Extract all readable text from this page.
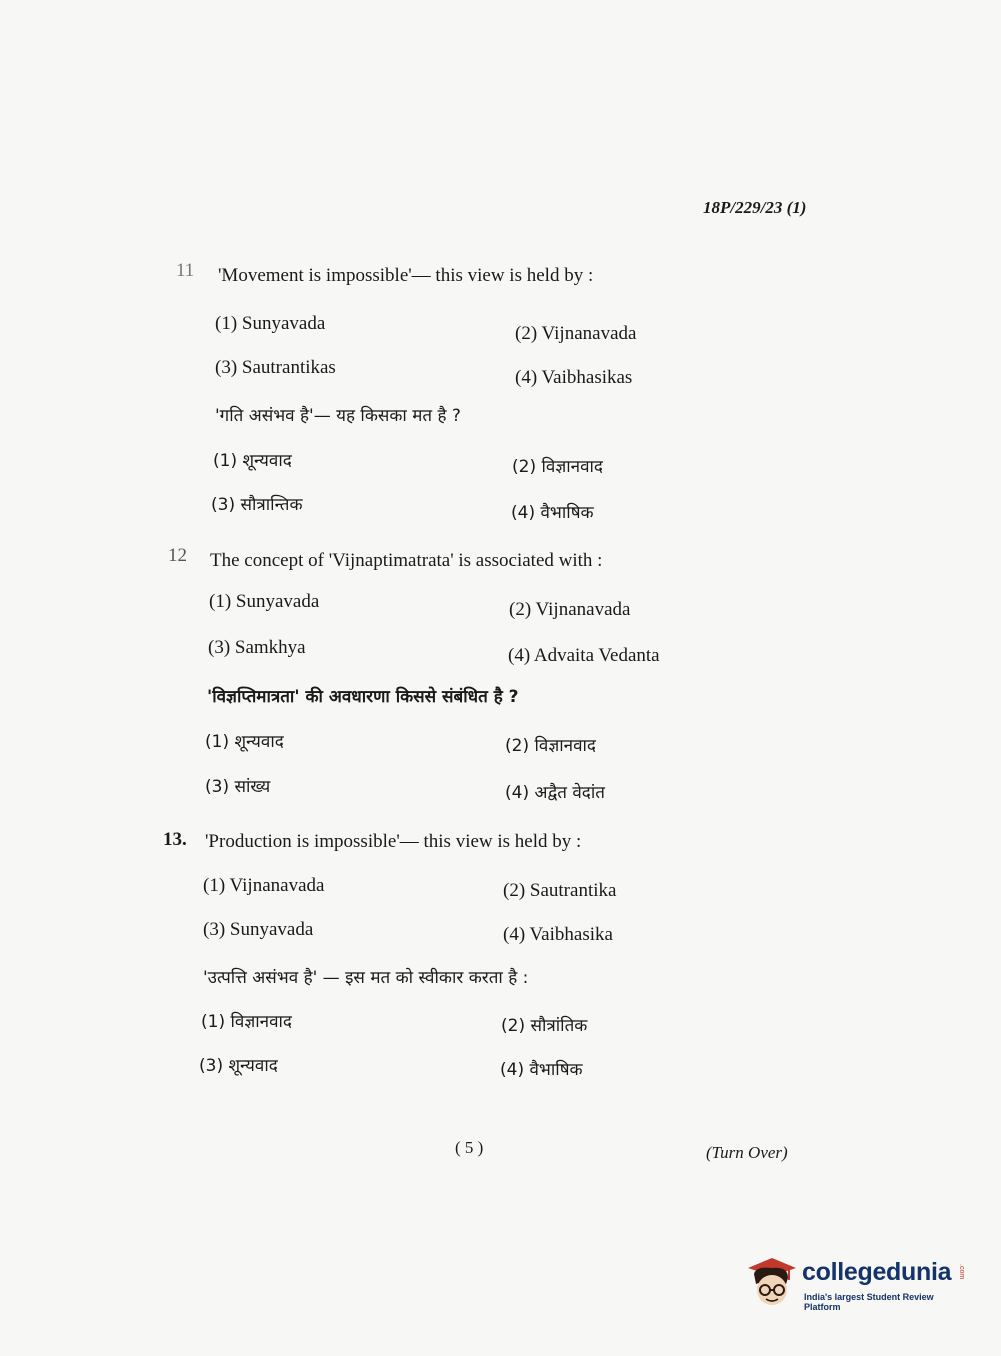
18P/229/23 (1)
11 'Movement is impossible'— this view is held by :
(1) Sunyavada	(2) Vijnanavada
(3) Sautrantikas	(4) Vaibhasikas
'गति असंभव है'— यह किसका मत है ?
(1) शून्यवाद	(2) विज्ञानवाद
(3) सौत्रान्तिक	(4) वैभाषिक
12 The concept of 'Vijnaptimatrata' is associated with :
(1) Sunyavada	(2) Vijnanavada
(3) Samkhya	(4) Advaita Vedanta
'विज्ञप्तिमात्रता' की अवधारणा किससे संबंधित है ?
(1) शून्यवाद	(2) विज्ञानवाद
(3) सांख्य	(4) अद्वैत वेदांत
13. 'Production is impossible'— this view is held by :
(1) Vijnanavada	(2) Sautrantika
(3) Sunyavada	(4) Vaibhasika
'उत्पत्ति असंभव है' — इस मत को स्वीकार करता है :
(1) विज्ञानवाद	(2) सौत्रांतिक
(3) शून्यवाद	(4) वैभाषिक
( 5 )	(Turn Over)
collegedunia .com
India's largest Student Review Platform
+ + + + +
> [Task description]
Could you reproduce every record above exactly, leaving out the pictures?

> [Finished exercise]
Extract all readable text from this page.
18P/229/23 (1)
11 'Movement is impossible'— this view is held by :
(1) Sunyavada	(2) Vijnanavada
(3) Sautrantikas	(4) Vaibhasikas
'गति असंभव है'— यह किसका मत है ?
(1) शून्यवाद	(2) विज्ञानवाद
(3) सौत्रान्तिक	(4) वैभाषिक
12 The concept of 'Vijnaptimatrata' is associated with :
(1) Sunyavada	(2) Vijnanavada
(3) Samkhya	(4) Advaita Vedanta
'विज्ञप्तिमात्रता' की अवधारणा किससे संबंधित है ?
(1) शून्यवाद	(2) विज्ञानवाद
(3) सांख्य	(4) अद्वैत वेदांत
13. 'Production is impossible'— this view is held by :
(1) Vijnanavada	(2) Sautrantika
(3) Sunyavada	(4) Vaibhasika
'उत्पत्ति असंभव है' — इस मत को स्वीकार करता है :
(1) विज्ञानवाद	(2) सौत्रांतिक
(3) शून्यवाद	(4) वैभाषिक
( 5 )	(Turn Over)
collegedunia .com
India's largest Student Review Platform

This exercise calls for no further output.